> **Testo da leggere**:
==*==

| LUOGO | Shanghai |
| PROGRAMMA | Padiglione espositivo |
| COMMITTENTE | World Expo Shanghai 2010 Holding Company |
| STRUTTURE | Favero&Milan Ingegneria |
| IMPIANTI | Favero&Milan Ingegneria |
| PROGETTO | 2007 |
| REALIZZAZIONE | in costruzione |
| COSTO | € 2.000.000,00 |
| SUPERFICIE | 2.000 mq |
| VOLUME | 30.000 mc |
| IMPRESA | Shanghai Construction Company |
L’edificio è, per richiesta della committenza, un semplice contenitore rettangolare di 78 per 28 metri, completamente libero al suo interno in modo da realizzare uno spazio neutro in grado di accogliere gli allestimenti delle città che partecipano all’evento. Poiché l'opera rientra nel programma di cooperazione tra L’Expo e il Ministero dell’Ambiente italiano, il progetto ha trasformato l’ipotesi dell’involucro di derivazione industriale in un meccanismo di diffusione della luce naturale; lo spazio risulta così illuminato e irradiato senza necessità di consumo di energia. La copertura è concepita come una struttura a shed, solcata da travi con struttura in acciaio rivestite in modo da costituire una sequenza di superfici riflettenti che diffondono zenitalmente la luce. La costruzione è pensata per consentire la riconversione e il recupero dell’edificio, progettato per poter essere smontato e rimontato in altro luogo. L’intero manufatto è realizzato con tecnologie a secco che permettono il recupero di oltre il 90% delle componenti utilizzate nella costruzione. Le pareti esterne sono in struttura metallica, rivestite da pannelli in tessuto siliconico che trasformano la scatola edilizia in una superficie morbida e vibratile.

==*==

> **Estratti delle righe**:

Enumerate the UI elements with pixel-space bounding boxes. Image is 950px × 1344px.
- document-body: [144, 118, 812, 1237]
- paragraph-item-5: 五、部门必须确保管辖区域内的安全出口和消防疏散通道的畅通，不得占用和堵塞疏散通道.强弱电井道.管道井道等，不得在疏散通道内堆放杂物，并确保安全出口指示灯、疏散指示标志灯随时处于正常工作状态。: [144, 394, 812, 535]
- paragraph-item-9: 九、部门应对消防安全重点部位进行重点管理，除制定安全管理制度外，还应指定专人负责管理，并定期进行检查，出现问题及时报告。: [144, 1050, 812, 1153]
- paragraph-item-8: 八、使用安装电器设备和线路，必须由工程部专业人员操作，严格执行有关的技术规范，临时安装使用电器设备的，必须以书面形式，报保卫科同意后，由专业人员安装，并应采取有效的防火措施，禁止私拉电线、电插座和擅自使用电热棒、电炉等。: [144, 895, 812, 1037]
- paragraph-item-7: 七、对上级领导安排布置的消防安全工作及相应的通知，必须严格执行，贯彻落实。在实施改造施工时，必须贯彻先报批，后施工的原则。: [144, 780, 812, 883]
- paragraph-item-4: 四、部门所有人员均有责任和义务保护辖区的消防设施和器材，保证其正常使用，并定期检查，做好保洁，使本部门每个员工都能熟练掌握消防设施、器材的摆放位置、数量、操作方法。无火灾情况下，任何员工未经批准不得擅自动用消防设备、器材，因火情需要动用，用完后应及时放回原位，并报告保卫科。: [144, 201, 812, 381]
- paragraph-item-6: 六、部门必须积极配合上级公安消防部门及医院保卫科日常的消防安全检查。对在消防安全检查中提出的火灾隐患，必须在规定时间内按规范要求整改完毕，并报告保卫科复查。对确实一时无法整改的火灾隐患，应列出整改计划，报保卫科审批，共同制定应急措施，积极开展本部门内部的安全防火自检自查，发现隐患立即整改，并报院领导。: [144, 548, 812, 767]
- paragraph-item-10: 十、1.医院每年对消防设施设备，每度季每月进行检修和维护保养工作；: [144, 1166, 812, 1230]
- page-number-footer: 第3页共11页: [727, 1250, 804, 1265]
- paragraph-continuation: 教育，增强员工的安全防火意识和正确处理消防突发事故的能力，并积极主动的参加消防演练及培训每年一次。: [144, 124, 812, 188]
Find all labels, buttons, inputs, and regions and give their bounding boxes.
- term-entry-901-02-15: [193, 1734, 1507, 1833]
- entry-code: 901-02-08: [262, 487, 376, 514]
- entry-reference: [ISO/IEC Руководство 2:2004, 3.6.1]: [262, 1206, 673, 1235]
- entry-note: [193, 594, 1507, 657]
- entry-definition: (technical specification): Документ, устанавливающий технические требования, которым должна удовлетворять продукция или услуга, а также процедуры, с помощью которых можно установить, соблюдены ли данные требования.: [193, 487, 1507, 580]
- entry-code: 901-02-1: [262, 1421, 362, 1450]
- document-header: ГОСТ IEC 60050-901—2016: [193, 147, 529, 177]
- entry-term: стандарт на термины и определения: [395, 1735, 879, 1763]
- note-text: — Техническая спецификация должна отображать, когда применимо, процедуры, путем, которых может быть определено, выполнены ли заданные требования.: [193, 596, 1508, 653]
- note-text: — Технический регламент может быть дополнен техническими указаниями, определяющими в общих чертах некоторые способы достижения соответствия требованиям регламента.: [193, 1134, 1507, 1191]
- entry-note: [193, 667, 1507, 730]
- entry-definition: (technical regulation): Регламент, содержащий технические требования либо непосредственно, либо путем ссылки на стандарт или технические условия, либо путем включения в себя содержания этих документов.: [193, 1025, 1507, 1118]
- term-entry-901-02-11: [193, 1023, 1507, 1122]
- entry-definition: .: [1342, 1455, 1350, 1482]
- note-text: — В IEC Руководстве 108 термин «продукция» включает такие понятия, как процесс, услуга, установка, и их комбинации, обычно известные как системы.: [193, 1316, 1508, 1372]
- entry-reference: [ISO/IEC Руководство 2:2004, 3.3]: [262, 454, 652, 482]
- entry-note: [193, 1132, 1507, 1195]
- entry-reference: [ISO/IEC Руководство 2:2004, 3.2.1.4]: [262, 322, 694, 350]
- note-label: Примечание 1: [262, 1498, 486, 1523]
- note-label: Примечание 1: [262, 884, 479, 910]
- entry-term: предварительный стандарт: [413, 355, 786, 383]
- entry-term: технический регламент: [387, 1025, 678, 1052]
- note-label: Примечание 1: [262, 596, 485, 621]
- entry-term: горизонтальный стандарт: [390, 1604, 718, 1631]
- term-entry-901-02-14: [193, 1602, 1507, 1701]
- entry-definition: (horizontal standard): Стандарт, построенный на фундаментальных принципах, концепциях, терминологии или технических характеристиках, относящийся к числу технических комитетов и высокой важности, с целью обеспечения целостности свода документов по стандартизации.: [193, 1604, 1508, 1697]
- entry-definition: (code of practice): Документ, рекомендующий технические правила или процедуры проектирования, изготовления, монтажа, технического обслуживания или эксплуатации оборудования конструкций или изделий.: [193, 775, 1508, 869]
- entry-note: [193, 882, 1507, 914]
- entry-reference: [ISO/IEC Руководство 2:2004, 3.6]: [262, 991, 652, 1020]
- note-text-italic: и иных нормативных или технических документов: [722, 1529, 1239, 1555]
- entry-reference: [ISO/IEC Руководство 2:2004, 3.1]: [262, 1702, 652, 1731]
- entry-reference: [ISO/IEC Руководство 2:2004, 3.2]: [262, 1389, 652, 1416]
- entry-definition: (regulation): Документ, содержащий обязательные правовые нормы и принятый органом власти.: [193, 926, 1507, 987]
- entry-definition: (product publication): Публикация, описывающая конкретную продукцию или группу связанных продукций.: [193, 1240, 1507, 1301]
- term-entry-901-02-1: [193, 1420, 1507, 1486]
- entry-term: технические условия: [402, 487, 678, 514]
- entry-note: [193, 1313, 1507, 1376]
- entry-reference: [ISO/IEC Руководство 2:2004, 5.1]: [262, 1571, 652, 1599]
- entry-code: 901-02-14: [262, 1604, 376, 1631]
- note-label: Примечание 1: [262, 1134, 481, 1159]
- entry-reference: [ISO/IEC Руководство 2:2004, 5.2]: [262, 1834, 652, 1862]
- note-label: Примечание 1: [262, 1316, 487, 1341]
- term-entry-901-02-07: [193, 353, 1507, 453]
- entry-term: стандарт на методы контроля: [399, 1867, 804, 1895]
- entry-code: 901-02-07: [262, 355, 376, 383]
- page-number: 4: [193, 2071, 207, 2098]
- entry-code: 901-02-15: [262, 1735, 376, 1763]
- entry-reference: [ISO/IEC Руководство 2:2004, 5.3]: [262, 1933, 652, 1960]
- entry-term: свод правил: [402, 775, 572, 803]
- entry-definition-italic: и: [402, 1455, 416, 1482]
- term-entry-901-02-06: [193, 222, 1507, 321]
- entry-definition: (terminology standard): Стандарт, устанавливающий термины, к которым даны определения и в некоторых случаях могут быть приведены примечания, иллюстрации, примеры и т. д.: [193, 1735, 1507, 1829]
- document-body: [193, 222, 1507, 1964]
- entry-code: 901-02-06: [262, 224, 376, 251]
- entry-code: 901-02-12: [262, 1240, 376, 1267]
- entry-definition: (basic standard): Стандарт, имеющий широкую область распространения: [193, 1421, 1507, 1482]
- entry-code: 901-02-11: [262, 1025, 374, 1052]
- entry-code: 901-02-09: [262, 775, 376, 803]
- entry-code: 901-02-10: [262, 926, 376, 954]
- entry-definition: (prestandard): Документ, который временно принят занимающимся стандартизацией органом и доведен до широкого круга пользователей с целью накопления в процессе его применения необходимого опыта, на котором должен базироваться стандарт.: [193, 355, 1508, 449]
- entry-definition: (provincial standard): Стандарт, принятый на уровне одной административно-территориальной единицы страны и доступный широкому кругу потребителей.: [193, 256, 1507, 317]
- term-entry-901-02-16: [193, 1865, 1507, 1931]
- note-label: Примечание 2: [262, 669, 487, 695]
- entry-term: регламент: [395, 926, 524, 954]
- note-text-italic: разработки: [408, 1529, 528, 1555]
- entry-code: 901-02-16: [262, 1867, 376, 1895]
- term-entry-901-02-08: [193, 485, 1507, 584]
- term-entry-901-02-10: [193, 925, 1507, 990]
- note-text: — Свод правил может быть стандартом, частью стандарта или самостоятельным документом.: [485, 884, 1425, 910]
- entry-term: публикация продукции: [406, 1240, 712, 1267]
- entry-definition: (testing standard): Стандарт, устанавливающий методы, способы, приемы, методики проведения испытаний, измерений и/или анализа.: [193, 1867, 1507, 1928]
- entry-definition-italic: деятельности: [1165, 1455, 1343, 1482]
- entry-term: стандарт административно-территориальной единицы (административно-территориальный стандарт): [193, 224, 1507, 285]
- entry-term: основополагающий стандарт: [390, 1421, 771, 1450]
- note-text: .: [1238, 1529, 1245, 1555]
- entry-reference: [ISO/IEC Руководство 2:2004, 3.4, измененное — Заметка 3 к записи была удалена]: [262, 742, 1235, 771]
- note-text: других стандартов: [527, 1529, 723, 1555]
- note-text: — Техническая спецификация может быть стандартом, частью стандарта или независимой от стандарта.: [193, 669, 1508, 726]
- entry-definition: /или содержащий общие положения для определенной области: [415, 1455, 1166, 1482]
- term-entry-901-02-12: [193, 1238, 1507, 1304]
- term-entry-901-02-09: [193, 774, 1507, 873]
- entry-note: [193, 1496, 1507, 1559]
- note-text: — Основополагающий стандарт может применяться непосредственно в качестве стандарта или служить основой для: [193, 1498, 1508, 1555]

==*==

> **Cosa fare**:
Per ciascuna affermazione indica se concorda con il testo sul padiglione di Shanghai, rispondendo sì o no e citando tra virgolette le parole del testo che lo stabiliscono.
1. L'edificio è un contenitore rettangolare di 78 per 28 metri.
2. Le pareti esterne sono rivestite da pannelli in vetro.
3. Le tecnologie a secco consentono di recuperare oltre il 90% delle componenti.

> **Risultato**:
1. Sì: «un semplice contenitore rettangolare di 78 per 28 metri»
2. No: «rivestite da pannelli in tessuto siliconico»
3. Sì: «permettono il recupero di oltre il 90% delle componenti utilizzate nella costruzione»